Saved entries
---
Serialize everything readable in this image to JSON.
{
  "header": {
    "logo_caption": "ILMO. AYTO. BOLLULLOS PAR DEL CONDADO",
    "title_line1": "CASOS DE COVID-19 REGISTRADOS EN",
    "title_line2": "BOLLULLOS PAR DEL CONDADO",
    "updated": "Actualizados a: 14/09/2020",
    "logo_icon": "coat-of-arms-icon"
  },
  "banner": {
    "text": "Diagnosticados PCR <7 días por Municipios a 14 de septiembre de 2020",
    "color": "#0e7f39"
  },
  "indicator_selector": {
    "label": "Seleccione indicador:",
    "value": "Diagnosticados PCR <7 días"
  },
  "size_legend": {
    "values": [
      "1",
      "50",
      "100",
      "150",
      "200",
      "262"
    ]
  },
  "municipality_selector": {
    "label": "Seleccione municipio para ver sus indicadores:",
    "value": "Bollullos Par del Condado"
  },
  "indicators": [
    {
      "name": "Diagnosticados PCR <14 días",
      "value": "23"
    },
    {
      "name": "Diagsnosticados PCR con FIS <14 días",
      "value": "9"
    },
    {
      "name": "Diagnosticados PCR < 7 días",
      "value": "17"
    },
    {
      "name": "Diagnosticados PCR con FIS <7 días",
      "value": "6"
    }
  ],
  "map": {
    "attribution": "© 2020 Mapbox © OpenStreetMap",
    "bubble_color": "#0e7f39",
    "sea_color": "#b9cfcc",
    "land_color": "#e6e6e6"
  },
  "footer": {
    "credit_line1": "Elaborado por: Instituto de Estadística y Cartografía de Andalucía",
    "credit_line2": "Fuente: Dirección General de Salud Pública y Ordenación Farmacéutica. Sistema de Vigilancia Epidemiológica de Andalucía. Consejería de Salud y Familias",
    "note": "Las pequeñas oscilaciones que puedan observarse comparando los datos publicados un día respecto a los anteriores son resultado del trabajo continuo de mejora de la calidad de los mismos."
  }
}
---
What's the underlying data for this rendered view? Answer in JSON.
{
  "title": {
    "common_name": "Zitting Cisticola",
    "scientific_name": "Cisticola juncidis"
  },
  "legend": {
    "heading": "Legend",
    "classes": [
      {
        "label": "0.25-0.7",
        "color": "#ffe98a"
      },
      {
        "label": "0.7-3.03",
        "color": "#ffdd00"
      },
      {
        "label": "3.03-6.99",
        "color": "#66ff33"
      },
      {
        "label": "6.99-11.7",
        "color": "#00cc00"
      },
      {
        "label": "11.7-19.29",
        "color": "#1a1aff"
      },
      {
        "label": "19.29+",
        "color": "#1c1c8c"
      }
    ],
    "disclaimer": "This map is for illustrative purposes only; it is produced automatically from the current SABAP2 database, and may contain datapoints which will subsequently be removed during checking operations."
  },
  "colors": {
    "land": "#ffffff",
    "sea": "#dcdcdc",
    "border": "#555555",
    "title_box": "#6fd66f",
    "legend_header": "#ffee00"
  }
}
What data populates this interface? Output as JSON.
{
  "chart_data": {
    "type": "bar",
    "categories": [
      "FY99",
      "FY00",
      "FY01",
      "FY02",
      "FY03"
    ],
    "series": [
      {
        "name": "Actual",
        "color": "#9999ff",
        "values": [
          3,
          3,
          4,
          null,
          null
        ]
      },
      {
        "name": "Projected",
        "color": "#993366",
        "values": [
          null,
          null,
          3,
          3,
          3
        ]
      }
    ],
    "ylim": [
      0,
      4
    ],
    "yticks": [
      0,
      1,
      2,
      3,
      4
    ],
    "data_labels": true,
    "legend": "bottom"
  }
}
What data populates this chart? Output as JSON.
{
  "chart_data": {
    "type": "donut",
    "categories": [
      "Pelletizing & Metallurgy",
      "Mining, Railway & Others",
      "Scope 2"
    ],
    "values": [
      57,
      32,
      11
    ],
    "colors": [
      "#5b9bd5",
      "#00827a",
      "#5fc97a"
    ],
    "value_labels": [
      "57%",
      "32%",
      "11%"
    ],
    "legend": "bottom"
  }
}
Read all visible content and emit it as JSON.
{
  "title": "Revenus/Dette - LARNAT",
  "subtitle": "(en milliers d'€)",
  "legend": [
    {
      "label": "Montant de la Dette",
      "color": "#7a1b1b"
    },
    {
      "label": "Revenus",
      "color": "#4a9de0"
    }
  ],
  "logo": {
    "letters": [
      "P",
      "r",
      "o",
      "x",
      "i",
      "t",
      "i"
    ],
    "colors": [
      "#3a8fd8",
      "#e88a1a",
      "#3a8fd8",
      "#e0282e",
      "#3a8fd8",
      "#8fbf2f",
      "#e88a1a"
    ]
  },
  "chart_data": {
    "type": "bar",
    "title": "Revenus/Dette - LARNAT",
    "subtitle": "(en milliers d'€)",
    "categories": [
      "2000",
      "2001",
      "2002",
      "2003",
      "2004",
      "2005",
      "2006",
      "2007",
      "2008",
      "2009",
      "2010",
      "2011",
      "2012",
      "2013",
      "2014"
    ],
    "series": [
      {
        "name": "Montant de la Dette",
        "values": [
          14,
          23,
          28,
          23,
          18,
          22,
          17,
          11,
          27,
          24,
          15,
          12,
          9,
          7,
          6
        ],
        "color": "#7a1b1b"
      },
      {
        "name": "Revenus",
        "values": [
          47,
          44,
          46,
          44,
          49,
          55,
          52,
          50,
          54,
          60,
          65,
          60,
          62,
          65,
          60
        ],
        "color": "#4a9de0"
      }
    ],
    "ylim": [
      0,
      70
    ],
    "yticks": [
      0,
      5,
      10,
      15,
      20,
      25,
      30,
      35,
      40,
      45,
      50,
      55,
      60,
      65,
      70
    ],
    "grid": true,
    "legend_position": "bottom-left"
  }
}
---
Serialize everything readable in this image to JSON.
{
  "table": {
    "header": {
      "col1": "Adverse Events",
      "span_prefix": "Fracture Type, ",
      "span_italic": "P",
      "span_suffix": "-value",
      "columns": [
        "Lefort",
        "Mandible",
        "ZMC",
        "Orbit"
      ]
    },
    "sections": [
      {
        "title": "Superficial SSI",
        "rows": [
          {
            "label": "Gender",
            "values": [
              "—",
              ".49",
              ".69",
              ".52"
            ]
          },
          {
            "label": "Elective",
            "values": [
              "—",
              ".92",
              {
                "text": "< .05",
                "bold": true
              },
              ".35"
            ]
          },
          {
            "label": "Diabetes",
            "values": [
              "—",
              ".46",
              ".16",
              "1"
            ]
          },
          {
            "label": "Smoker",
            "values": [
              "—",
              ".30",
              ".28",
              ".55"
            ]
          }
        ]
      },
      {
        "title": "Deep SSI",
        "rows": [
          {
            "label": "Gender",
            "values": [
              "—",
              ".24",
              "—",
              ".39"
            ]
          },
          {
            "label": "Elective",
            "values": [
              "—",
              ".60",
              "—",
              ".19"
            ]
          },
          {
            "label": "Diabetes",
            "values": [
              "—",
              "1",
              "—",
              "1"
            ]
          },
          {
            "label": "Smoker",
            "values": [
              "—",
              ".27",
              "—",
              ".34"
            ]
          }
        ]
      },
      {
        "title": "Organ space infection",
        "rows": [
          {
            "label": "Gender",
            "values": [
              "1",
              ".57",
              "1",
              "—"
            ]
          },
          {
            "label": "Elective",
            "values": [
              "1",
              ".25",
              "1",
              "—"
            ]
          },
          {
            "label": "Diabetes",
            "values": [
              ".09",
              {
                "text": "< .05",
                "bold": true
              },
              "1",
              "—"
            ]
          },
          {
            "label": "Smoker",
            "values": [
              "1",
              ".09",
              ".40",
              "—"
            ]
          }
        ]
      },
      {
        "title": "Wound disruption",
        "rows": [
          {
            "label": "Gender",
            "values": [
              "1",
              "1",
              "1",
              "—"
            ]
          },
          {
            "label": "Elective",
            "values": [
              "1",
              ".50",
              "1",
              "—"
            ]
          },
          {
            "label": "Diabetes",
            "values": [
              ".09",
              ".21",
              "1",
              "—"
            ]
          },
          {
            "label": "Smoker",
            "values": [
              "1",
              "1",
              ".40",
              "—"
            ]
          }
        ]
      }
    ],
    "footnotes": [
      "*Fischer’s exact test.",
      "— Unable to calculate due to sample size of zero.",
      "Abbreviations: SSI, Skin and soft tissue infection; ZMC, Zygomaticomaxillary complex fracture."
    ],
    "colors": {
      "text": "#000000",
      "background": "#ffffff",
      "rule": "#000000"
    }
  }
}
---
▸ STATED EXERCISE: Go through the records above and copy every line with the word "JSON".

▸ SOLUTION BELOW:
Serialize everything readable in this image to JSON.
What's the underlying data for this rendered view? Answer in JSON.
What data populates this interface? Output as JSON.
What data populates this chart? Output as JSON.
Read all visible content and emit it as JSON.
Serialize everything readable in this image to JSON.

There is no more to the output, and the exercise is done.